- **Input for this task**
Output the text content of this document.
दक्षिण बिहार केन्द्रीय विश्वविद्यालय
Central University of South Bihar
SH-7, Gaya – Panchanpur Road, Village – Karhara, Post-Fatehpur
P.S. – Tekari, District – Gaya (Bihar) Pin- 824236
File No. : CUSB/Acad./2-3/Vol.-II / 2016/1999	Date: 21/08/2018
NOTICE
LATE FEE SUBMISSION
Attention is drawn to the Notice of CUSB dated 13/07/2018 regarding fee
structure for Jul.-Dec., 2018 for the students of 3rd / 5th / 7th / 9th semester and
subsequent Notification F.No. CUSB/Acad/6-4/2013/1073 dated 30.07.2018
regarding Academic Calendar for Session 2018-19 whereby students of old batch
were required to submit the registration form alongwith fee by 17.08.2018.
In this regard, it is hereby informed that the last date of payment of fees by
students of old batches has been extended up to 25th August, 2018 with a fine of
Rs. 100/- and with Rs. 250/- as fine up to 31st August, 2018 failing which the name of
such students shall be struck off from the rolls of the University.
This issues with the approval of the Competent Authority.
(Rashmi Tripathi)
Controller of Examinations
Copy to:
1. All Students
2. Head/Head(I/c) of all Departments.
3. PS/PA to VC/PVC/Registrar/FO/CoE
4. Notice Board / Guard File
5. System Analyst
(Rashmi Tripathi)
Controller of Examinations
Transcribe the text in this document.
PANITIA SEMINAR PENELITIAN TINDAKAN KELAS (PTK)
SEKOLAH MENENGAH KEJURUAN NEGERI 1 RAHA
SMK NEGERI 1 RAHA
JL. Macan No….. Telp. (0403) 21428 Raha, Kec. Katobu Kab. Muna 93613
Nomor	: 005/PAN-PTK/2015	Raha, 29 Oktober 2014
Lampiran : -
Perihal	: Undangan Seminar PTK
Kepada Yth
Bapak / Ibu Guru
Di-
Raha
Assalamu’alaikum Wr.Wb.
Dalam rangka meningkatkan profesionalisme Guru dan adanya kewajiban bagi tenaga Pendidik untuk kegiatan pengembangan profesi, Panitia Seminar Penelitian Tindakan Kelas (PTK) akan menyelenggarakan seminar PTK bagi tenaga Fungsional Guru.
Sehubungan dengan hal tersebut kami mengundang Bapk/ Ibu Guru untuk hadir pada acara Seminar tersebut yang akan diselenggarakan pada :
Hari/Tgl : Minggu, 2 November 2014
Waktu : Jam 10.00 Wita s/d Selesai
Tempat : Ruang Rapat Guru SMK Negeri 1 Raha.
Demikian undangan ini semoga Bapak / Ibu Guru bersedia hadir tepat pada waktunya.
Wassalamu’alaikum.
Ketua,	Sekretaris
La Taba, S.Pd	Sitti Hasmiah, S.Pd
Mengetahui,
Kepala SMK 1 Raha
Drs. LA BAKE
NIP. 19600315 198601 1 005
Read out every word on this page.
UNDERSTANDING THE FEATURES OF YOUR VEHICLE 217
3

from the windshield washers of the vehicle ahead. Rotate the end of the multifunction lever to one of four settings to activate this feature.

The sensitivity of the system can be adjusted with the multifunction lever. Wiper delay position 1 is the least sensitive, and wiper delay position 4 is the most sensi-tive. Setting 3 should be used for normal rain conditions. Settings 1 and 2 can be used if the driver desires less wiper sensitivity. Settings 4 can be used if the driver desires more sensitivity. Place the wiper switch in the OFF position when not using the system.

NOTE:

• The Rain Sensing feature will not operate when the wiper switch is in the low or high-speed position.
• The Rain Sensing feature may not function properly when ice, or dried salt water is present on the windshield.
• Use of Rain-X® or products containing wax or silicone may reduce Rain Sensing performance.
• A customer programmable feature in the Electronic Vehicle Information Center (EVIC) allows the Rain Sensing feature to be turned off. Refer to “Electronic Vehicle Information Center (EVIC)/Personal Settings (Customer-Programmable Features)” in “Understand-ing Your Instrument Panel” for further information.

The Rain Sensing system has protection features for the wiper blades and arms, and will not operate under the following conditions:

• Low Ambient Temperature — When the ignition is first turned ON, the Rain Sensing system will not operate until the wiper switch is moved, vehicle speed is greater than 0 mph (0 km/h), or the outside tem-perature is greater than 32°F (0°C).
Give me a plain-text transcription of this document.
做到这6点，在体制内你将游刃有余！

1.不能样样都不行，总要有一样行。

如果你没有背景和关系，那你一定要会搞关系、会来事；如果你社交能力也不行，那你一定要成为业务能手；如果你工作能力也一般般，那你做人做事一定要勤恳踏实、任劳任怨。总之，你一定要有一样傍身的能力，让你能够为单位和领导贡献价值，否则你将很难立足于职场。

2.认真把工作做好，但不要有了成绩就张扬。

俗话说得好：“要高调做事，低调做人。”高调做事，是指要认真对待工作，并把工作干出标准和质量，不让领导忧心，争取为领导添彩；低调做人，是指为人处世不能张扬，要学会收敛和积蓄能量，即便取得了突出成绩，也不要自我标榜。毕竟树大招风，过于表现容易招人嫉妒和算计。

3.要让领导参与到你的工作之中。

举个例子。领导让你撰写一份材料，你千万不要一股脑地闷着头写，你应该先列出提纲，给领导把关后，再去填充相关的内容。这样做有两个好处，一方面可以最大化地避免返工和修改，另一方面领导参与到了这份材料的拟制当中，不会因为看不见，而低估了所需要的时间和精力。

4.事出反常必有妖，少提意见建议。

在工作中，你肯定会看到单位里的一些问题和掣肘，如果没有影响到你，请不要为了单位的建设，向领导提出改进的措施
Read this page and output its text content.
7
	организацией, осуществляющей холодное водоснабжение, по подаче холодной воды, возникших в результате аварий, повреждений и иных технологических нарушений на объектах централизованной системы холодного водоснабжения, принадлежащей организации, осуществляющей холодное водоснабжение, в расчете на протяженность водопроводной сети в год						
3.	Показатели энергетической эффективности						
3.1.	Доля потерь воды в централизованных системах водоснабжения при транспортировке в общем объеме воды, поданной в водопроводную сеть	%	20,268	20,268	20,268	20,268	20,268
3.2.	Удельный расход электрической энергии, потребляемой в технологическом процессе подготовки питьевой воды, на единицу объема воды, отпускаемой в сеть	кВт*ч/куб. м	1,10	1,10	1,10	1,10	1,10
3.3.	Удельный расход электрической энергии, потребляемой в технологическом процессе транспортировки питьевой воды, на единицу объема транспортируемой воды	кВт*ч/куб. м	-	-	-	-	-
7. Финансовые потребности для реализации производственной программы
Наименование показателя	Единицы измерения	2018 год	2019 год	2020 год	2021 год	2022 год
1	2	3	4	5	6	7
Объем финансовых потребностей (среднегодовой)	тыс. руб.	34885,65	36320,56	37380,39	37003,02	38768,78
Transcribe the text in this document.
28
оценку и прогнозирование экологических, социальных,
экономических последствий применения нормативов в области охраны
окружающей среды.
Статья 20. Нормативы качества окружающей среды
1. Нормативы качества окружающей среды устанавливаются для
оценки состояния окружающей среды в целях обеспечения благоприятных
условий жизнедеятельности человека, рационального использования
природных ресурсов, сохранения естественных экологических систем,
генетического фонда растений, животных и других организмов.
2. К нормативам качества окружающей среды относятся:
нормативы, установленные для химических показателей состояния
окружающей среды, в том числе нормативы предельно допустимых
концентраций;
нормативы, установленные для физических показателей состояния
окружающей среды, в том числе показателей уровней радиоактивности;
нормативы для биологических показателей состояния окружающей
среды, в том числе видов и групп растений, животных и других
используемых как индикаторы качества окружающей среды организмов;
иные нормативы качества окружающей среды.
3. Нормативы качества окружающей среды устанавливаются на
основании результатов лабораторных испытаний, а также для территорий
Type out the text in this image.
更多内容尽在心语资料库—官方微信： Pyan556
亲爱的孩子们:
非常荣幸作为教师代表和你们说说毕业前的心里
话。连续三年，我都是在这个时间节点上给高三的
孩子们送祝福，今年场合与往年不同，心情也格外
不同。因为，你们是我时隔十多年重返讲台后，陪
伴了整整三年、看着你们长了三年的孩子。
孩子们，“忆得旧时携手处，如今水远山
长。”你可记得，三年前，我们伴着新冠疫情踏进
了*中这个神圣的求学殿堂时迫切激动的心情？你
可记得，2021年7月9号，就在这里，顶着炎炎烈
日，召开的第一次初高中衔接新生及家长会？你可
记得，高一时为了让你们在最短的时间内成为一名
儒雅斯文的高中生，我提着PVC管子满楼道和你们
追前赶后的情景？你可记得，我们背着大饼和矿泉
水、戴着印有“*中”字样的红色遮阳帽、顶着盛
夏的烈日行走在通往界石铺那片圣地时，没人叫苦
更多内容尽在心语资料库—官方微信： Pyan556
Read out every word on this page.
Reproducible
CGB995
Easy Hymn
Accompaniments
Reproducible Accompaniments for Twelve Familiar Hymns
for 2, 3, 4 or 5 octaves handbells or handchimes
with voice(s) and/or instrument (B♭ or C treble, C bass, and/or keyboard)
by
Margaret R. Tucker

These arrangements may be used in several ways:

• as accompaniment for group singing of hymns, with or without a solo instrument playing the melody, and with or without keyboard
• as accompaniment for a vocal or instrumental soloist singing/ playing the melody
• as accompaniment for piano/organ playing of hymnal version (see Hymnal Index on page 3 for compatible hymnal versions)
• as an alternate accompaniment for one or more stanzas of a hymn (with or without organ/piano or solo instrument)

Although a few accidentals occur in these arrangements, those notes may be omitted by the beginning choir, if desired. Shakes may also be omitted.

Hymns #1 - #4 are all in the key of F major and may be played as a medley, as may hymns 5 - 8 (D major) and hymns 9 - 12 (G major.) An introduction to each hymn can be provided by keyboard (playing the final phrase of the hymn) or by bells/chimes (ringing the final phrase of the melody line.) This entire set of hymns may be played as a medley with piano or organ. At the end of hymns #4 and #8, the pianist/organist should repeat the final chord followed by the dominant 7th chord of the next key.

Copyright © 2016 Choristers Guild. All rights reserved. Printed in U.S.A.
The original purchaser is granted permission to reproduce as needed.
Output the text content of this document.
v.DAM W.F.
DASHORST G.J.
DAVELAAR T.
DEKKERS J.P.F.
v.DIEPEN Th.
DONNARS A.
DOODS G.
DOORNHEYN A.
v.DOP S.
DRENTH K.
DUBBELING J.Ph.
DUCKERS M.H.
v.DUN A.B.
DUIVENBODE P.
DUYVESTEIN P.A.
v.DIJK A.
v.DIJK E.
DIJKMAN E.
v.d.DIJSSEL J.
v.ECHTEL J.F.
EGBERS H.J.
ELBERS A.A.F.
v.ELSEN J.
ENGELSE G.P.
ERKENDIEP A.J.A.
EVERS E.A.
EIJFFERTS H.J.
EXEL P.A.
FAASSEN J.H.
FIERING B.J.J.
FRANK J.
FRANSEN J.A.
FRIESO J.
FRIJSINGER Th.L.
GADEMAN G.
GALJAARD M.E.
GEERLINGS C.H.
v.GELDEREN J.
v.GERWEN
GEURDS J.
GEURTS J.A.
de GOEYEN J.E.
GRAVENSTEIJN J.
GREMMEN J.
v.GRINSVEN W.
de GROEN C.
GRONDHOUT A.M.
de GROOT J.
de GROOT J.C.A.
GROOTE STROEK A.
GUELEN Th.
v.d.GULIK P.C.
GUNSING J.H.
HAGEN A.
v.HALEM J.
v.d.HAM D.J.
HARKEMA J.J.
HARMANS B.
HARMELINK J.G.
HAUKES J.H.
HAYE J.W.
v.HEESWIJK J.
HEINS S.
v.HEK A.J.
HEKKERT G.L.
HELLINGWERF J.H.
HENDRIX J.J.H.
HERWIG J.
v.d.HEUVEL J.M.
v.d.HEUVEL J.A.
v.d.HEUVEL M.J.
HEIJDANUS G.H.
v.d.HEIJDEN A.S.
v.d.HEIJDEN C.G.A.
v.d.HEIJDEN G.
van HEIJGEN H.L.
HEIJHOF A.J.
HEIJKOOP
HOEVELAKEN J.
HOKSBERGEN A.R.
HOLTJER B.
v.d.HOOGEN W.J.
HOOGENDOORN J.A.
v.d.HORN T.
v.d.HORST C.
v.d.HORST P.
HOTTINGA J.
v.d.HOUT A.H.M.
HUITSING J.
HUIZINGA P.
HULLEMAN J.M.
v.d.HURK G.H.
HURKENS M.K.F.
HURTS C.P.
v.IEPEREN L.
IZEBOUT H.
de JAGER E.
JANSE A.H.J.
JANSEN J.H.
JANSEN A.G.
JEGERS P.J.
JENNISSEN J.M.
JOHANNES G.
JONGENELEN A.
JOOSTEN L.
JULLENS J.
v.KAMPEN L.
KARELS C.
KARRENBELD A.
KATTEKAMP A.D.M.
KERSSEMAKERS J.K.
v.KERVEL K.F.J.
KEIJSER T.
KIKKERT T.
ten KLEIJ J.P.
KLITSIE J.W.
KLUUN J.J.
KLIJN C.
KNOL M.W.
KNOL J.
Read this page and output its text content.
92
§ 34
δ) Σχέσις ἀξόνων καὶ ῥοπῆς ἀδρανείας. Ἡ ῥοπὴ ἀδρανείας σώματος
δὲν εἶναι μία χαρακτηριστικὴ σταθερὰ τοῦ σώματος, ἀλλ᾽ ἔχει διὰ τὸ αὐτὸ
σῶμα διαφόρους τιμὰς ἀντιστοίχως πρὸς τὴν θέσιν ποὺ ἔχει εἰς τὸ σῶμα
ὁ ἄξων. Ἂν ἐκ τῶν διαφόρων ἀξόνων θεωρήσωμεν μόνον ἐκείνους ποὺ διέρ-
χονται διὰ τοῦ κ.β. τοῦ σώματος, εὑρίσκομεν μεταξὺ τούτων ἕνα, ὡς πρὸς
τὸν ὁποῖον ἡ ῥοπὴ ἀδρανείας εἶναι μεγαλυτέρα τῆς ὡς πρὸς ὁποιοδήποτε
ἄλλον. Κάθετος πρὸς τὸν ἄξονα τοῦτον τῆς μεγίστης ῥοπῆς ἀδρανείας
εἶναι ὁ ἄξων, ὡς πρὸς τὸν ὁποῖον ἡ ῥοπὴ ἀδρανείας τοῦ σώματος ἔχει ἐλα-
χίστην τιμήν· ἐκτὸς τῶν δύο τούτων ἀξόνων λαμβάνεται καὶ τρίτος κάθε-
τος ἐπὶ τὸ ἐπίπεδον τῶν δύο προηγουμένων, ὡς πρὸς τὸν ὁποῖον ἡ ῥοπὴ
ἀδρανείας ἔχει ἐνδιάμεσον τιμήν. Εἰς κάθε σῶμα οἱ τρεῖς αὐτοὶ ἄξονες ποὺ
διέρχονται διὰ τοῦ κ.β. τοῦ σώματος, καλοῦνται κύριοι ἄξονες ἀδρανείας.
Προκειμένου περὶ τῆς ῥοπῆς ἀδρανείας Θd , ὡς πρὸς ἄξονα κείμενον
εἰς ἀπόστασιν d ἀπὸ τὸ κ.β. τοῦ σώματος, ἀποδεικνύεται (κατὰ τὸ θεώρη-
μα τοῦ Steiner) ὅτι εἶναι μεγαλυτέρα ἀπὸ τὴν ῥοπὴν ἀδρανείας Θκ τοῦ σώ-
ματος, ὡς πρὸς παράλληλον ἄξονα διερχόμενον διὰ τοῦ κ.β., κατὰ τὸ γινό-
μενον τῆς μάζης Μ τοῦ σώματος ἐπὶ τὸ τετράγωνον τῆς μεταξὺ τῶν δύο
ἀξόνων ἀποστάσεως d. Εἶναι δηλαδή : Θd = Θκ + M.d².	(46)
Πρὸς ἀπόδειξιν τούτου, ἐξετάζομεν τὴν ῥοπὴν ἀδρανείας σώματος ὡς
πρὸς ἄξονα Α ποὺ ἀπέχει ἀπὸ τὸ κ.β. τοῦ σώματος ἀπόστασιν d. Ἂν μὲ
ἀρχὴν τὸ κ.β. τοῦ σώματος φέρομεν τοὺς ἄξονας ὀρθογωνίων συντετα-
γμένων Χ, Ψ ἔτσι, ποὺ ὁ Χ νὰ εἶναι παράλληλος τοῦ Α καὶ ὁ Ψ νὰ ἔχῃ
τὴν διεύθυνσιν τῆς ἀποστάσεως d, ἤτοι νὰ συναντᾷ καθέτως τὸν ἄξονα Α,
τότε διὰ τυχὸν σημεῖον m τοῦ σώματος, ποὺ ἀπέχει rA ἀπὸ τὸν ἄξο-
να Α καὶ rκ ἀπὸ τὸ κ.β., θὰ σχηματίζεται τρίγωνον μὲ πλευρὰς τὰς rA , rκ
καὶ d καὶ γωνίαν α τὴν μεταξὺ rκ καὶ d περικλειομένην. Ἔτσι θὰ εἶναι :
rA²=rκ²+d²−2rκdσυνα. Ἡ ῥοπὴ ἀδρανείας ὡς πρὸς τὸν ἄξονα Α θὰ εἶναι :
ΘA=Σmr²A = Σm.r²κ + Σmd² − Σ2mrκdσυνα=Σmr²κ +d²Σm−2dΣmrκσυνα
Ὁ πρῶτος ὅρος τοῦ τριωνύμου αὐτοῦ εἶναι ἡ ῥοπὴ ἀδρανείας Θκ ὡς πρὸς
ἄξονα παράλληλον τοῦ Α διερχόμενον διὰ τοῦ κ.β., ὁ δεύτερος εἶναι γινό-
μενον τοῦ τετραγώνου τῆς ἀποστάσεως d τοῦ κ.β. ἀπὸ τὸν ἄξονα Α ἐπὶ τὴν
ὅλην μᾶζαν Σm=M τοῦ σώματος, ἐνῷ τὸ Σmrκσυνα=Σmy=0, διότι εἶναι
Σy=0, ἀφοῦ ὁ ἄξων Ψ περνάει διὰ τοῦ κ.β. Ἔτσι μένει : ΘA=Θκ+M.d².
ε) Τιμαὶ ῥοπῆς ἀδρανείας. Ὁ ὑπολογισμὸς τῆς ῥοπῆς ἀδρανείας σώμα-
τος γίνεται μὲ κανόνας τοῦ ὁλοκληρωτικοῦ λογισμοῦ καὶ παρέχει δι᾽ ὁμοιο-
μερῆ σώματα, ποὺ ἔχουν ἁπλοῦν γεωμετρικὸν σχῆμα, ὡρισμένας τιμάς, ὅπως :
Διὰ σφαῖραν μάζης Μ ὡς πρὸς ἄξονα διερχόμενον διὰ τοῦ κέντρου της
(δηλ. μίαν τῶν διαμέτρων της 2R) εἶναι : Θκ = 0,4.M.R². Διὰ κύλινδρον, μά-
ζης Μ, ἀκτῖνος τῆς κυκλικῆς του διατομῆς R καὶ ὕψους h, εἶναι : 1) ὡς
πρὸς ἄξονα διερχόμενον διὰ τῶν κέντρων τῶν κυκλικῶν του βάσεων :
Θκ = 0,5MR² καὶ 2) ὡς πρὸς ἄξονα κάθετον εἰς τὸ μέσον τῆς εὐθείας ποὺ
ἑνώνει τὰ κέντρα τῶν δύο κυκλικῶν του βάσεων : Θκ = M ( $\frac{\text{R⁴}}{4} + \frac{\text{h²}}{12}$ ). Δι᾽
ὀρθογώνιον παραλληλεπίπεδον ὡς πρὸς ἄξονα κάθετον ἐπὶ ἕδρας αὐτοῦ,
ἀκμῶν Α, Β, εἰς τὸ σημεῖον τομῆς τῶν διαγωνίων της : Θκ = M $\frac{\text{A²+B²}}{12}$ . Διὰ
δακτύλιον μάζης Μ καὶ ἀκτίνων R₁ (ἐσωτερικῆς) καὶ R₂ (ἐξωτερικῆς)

- **Exercise prompt**
Tally the lines in these entries that have the string "ἄξων" in them, then answer with the count and nothing else.

- **Full response**
3